*WHAT YOU ARE ASKED TO DO*.
Search the material below for the word "frac" and copy every line in which it occurs.
══ DATASET RECORDS ══
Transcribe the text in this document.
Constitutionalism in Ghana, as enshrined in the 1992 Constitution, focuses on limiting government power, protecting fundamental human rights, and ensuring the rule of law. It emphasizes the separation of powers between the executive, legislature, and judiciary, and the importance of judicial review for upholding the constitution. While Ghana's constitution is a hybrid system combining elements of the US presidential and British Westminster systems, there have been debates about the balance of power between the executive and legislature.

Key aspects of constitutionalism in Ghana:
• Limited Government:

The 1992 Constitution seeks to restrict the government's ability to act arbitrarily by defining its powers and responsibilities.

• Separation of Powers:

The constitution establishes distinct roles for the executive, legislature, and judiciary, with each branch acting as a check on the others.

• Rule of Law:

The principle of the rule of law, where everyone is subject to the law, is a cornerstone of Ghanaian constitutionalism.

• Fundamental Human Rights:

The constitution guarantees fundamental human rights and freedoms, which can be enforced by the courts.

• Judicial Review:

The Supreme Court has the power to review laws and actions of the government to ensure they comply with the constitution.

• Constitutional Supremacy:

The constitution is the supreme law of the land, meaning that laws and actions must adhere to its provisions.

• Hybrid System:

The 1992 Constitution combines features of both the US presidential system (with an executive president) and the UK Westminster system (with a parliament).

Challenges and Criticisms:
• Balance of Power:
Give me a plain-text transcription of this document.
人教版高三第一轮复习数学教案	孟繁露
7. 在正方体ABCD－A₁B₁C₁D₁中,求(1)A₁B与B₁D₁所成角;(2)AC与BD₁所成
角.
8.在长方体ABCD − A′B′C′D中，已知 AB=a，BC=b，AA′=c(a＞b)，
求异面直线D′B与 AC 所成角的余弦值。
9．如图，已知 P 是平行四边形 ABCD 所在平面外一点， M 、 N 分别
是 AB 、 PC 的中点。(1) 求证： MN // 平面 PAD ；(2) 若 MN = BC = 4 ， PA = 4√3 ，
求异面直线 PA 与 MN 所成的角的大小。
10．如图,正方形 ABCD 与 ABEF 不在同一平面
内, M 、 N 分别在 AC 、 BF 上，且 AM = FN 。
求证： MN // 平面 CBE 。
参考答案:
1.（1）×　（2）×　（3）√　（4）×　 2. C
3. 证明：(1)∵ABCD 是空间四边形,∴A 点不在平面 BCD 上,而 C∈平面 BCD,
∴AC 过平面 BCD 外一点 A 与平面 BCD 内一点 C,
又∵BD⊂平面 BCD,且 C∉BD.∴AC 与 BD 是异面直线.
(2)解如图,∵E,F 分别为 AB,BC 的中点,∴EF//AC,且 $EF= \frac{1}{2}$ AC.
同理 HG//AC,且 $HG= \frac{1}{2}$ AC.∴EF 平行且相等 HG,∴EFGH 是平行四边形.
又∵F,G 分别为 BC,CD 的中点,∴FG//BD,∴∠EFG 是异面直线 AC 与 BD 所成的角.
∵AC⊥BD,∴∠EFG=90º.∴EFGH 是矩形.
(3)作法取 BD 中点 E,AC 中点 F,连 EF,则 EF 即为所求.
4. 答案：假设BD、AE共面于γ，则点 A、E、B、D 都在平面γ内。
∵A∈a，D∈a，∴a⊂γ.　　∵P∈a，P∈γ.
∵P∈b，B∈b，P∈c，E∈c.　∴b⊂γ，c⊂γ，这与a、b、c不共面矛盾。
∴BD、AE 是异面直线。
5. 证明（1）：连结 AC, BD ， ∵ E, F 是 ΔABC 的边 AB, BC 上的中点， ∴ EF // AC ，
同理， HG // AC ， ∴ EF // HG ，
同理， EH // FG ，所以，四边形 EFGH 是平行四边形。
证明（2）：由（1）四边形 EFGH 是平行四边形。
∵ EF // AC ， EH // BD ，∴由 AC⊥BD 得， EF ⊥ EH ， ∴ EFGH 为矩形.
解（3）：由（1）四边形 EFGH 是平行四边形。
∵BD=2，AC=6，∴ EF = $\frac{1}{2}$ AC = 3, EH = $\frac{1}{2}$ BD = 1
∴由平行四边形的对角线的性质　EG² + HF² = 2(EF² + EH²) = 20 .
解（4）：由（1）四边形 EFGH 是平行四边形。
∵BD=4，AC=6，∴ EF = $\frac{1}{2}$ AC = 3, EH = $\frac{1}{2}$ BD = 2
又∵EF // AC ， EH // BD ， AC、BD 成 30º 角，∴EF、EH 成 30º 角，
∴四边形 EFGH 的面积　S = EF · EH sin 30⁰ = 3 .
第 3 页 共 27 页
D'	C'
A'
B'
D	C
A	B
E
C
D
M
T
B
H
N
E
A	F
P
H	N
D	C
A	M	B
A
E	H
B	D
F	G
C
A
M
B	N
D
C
═══
══ DATASET RECORDS ══
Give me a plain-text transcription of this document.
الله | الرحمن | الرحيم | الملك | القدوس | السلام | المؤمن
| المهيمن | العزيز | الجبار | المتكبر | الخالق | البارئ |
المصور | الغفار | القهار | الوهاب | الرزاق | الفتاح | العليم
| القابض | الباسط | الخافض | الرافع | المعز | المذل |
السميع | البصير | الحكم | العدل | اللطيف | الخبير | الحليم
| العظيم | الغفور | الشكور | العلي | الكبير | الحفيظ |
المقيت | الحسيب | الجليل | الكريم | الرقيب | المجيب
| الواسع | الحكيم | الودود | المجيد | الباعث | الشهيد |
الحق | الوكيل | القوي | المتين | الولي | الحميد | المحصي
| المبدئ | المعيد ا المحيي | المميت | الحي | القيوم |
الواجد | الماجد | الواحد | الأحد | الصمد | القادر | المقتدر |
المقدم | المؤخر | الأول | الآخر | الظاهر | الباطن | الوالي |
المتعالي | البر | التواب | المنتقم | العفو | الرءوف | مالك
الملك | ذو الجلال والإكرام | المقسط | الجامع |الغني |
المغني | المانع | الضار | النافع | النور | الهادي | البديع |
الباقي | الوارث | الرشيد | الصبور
═══
*REPLY TO THE TASK*.
(2)解如图,∵E,F 分别为 AB,BC 的中点,∴EF//AC,且 $EF= \frac{1}{2}$ AC.
同理 HG//AC,且 $HG= \frac{1}{2}$ AC.∴EF 平行且相等 HG,∴EFGH 是平行四边形.
∵BD=2，AC=6，∴ EF = $\frac{1}{2}$ AC = 3, EH = $\frac{1}{2}$ BD = 1
∵BD=4，AC=6，∴ EF = $\frac{1}{2}$ AC = 3, EH = $\frac{1}{2}$ BD = 2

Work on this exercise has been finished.